Items listed in a dataset:

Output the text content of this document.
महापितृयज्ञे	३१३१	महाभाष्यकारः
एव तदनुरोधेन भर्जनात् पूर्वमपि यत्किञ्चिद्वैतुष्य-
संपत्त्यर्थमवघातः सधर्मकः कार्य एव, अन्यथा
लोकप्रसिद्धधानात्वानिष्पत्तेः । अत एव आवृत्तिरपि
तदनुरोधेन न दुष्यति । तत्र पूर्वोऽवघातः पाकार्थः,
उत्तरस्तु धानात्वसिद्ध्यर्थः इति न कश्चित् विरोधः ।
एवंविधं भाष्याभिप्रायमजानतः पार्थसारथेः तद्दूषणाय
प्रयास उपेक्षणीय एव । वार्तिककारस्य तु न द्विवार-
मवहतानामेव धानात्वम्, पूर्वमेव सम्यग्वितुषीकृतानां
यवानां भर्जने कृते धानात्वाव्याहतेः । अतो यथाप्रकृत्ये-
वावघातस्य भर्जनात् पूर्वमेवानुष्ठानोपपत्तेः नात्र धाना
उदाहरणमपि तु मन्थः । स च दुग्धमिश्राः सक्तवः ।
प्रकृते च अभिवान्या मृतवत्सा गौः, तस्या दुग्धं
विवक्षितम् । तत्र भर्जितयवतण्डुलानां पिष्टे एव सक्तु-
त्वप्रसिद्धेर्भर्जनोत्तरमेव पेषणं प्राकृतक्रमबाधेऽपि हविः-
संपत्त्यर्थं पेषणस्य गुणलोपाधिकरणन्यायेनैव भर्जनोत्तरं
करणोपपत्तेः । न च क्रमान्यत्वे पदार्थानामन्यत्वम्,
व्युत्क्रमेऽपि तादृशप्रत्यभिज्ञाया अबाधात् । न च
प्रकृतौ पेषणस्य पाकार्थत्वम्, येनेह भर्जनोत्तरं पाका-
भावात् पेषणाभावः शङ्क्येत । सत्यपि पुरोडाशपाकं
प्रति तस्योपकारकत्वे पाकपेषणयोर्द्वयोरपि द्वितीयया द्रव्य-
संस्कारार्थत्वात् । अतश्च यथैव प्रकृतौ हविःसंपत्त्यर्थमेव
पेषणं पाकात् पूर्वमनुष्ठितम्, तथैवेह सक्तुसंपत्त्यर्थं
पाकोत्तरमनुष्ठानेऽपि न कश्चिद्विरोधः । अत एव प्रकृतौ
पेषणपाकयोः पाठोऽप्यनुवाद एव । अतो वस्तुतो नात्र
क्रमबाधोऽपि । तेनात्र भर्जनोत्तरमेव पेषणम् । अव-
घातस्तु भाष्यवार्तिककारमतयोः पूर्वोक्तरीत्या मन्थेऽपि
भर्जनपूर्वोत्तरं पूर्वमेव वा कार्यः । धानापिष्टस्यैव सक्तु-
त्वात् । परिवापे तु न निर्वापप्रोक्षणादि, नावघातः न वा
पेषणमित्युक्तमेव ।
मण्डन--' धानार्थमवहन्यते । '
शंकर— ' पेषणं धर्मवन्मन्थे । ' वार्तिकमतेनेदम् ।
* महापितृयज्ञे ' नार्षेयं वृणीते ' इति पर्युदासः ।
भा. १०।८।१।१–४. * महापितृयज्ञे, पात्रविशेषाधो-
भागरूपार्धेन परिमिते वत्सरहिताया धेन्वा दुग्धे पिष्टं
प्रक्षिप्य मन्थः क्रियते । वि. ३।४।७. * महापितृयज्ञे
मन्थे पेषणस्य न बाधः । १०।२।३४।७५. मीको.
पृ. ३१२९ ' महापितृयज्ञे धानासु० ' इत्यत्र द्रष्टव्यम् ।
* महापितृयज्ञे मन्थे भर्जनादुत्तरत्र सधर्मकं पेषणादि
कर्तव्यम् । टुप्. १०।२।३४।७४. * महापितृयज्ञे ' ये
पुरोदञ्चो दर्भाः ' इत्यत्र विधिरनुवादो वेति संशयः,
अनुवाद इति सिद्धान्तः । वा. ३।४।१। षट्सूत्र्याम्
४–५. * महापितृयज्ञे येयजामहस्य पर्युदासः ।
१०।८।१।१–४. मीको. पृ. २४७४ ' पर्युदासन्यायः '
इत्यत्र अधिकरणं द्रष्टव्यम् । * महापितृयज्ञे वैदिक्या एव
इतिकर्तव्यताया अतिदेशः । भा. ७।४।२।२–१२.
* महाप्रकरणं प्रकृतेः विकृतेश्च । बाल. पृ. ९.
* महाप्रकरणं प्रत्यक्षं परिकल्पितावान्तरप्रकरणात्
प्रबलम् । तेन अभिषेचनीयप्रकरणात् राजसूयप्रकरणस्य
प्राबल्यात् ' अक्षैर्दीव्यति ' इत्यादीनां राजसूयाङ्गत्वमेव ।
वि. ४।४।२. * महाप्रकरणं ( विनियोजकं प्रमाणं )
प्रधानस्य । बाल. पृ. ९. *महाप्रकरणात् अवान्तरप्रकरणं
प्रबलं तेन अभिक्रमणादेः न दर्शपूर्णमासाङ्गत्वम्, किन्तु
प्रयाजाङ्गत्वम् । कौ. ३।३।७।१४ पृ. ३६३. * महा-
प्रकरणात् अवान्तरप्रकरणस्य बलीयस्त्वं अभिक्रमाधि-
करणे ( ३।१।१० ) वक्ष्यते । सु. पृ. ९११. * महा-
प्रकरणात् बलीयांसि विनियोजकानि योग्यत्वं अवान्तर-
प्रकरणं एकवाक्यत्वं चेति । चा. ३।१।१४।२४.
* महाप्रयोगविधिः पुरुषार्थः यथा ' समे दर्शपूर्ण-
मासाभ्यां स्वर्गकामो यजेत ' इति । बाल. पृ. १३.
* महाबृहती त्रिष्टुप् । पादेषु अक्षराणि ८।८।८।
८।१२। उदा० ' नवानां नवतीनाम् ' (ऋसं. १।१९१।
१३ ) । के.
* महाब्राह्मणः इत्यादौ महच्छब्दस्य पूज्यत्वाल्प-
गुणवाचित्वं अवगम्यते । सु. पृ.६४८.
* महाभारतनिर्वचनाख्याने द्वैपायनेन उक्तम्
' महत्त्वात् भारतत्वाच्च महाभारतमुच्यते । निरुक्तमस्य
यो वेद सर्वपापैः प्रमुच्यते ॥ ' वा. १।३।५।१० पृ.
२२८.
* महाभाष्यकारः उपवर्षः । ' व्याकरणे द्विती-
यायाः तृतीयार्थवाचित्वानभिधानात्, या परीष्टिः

▶ **EXERCISE GOAL**: Which lines include the word "रकरणस"? Copy every one of them.

▶ **REPLY**:
प्रबलम् । तेन अभिषेचनीयप्रकरणात् राजसूयप्रकरणस्य
प्रकरणात् अवान्तरप्रकरणस्य बलीयस्त्वं अभिक्रमाधि-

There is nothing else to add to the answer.